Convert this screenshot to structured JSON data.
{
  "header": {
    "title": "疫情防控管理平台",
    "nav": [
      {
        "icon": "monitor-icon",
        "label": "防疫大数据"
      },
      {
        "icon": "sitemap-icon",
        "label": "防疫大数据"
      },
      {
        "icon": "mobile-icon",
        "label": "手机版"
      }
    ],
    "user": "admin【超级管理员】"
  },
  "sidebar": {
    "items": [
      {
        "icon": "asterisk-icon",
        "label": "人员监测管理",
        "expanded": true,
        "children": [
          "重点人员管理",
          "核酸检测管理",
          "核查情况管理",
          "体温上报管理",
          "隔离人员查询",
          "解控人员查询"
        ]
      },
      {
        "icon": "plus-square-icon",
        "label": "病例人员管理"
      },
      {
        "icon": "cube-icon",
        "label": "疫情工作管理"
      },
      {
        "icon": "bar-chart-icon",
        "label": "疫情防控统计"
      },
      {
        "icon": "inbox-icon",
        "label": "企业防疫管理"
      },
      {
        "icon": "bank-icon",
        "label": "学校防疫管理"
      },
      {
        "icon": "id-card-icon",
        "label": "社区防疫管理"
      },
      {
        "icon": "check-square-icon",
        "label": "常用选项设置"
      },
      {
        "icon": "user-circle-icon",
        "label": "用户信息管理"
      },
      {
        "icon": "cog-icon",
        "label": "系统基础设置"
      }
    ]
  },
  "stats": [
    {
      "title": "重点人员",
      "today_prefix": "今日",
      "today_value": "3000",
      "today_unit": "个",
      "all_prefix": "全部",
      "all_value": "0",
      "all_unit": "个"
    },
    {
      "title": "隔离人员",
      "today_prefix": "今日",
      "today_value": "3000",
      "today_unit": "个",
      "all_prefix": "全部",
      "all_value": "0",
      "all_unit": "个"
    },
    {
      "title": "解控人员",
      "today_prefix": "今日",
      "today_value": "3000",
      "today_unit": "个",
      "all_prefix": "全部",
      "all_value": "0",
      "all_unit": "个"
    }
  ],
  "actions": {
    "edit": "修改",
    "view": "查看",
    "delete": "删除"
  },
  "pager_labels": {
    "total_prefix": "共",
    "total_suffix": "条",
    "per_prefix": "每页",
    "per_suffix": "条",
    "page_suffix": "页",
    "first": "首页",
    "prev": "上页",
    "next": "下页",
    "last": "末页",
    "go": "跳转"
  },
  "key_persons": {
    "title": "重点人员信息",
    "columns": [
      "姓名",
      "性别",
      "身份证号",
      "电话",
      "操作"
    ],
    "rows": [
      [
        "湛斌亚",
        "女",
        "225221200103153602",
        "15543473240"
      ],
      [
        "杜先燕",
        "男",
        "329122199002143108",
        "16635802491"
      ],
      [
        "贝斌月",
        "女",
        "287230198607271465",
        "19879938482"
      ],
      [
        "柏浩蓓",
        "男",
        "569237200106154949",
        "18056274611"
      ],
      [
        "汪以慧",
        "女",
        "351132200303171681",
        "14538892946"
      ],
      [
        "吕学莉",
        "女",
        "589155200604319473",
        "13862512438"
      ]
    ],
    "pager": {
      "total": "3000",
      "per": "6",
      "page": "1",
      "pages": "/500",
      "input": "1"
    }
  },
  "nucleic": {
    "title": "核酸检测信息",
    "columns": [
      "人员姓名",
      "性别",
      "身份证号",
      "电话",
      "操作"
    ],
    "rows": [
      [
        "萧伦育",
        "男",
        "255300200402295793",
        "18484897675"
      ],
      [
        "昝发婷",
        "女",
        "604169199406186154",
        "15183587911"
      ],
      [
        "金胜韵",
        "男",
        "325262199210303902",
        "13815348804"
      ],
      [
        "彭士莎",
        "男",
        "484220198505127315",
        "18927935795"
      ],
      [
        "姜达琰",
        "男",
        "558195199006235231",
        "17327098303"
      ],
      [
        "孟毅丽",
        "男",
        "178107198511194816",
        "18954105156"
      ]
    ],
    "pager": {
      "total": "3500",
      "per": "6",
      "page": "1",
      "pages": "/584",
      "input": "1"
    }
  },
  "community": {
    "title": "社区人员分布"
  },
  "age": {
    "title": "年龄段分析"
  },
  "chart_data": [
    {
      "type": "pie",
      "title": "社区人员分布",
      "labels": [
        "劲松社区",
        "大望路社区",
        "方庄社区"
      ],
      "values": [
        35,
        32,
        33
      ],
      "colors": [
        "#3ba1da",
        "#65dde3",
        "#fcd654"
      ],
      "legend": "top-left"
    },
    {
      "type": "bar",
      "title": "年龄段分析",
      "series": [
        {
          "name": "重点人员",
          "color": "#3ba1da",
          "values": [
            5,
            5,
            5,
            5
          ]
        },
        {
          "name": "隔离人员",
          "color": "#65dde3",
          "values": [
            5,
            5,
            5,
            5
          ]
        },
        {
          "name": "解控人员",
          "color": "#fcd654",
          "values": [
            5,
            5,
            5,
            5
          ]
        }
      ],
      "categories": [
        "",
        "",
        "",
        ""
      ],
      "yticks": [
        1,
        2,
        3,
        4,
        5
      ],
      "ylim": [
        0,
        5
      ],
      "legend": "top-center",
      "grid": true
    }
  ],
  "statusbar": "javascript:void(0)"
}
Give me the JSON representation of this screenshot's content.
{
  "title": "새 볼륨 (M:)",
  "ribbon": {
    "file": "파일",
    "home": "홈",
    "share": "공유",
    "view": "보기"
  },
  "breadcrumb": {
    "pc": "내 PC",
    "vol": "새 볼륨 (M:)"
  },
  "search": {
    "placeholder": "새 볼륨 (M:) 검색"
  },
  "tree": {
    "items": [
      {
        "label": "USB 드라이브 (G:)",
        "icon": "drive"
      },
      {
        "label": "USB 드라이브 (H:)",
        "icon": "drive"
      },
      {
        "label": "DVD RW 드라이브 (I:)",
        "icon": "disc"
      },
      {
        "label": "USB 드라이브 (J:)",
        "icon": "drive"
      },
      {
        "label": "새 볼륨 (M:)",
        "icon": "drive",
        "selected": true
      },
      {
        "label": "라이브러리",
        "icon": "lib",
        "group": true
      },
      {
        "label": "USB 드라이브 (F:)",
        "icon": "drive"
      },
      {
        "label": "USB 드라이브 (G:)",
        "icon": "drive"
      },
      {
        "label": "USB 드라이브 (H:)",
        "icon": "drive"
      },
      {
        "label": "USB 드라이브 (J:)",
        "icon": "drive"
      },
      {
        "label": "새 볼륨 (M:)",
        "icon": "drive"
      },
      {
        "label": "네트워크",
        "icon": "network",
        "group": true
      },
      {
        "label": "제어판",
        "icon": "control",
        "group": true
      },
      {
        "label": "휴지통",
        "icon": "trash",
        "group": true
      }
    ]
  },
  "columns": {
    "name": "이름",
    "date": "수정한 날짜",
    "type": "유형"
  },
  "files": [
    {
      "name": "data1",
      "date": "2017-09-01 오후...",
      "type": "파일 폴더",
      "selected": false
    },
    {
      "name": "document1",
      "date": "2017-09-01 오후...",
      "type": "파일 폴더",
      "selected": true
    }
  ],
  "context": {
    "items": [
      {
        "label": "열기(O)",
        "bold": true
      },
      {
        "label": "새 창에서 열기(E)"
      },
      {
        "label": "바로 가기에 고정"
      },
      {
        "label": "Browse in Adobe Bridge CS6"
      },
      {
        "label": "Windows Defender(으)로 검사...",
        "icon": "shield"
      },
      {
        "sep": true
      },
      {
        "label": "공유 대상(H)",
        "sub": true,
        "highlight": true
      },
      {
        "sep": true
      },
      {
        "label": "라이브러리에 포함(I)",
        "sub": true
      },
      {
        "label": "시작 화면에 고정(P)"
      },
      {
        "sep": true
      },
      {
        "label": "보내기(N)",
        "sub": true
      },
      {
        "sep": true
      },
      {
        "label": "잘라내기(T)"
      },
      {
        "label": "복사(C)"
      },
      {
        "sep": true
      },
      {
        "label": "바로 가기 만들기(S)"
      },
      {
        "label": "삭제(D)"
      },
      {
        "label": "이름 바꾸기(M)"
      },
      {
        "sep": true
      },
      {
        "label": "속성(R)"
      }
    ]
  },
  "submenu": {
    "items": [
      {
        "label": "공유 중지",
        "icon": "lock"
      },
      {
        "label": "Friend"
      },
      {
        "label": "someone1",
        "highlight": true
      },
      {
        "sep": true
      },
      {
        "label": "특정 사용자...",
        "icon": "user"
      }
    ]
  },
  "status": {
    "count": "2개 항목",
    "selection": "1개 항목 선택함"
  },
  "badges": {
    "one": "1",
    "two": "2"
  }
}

* * * * * * * * *

*WHAT THIS TASK INVOLVES:*
Keep only the lines that hold the string "selected", and copy them out.

*FINAL RESULT:*
        "selected": true
      "selected": false
      "selected": true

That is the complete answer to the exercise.